* [Task goal] Copy every line of the entries that includes the word "type".

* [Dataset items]
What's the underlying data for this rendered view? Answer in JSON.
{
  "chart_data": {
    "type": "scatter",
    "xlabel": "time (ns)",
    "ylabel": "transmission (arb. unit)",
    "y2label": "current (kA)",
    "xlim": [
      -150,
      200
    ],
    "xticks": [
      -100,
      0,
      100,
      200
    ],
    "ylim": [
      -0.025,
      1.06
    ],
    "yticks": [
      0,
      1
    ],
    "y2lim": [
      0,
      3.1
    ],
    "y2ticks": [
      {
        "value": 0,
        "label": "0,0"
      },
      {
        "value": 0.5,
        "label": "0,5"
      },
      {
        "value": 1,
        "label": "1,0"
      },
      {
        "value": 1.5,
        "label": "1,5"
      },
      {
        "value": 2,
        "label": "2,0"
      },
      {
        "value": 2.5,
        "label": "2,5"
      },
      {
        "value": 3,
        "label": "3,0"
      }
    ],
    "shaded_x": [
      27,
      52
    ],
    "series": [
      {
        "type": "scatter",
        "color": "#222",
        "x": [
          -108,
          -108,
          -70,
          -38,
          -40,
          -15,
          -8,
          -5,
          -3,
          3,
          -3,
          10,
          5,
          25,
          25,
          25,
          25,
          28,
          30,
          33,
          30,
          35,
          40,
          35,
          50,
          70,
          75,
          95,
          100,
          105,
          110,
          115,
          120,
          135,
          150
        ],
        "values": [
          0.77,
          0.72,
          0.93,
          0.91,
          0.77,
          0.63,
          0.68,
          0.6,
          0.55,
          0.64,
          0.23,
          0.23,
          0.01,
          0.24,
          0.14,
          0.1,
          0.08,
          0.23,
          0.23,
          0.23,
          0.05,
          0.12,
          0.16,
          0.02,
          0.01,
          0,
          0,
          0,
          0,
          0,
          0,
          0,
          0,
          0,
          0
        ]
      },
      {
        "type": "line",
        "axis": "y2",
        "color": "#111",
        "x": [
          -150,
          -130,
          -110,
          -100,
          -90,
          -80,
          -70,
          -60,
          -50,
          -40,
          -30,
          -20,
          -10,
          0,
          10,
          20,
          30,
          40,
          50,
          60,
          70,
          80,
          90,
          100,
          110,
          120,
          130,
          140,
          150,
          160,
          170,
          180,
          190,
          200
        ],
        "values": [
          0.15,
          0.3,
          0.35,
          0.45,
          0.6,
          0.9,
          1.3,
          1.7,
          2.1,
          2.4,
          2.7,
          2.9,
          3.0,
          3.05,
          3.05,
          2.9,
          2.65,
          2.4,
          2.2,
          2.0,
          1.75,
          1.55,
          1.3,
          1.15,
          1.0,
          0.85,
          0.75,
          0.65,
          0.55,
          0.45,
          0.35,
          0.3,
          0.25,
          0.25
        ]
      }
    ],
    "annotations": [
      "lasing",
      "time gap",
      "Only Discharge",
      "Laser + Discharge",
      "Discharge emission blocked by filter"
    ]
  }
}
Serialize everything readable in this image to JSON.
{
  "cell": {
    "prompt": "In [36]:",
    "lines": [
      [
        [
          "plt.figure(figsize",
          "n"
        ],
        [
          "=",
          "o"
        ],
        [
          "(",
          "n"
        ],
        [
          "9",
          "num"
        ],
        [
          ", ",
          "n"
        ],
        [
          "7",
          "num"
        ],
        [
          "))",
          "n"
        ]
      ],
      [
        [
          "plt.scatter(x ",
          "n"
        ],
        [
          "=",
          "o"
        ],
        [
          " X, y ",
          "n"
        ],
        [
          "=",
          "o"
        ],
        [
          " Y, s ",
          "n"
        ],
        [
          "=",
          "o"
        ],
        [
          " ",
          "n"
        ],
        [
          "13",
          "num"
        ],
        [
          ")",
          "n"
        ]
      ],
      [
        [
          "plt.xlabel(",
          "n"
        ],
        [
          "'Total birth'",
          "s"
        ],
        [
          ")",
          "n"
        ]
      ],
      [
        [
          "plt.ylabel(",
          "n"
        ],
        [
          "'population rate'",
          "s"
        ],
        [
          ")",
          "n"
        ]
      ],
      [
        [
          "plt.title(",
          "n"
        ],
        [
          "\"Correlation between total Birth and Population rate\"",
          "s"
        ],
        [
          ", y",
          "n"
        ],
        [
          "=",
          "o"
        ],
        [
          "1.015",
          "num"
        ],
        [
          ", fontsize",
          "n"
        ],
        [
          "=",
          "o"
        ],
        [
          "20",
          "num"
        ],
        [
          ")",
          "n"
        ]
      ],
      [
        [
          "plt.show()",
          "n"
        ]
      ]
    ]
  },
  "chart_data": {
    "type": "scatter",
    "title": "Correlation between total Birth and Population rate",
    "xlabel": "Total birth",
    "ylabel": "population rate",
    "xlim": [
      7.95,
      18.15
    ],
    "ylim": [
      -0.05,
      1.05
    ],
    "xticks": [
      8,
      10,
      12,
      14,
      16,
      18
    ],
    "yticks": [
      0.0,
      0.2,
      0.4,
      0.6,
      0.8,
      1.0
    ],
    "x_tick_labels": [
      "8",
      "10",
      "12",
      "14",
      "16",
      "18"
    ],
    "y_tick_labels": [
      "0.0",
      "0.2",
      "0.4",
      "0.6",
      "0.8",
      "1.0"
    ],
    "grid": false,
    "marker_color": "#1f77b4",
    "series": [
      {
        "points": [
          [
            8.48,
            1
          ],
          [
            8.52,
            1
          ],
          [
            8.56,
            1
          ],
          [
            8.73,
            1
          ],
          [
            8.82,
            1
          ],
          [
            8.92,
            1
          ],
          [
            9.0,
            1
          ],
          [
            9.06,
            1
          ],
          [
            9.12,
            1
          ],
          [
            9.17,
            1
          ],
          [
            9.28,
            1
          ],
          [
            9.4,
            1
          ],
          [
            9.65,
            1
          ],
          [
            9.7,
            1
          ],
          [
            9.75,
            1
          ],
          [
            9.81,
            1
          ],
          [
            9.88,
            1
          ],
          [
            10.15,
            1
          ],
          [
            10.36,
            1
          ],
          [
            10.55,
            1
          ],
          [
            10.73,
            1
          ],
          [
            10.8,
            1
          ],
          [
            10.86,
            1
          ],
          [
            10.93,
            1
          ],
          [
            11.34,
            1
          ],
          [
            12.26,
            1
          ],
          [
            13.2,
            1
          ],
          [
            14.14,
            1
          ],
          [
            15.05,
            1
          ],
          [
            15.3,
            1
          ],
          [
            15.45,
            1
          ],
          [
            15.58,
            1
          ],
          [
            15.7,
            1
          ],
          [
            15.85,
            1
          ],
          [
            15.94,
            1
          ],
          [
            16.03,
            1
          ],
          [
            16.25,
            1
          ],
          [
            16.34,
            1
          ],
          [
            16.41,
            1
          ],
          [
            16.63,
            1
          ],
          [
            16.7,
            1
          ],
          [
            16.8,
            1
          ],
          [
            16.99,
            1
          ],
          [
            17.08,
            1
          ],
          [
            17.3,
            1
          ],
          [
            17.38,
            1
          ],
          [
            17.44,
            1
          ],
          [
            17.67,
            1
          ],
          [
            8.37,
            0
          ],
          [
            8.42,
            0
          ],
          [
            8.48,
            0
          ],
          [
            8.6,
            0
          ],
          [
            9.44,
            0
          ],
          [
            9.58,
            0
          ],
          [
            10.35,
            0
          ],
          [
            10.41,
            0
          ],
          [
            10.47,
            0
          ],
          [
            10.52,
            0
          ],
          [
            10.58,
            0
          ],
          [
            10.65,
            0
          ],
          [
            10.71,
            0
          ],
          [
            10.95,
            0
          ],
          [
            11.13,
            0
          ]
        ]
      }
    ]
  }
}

* [The result]
    "type": "scatter",
        "type": "scatter",
        "type": "line",
    "type": "scatter",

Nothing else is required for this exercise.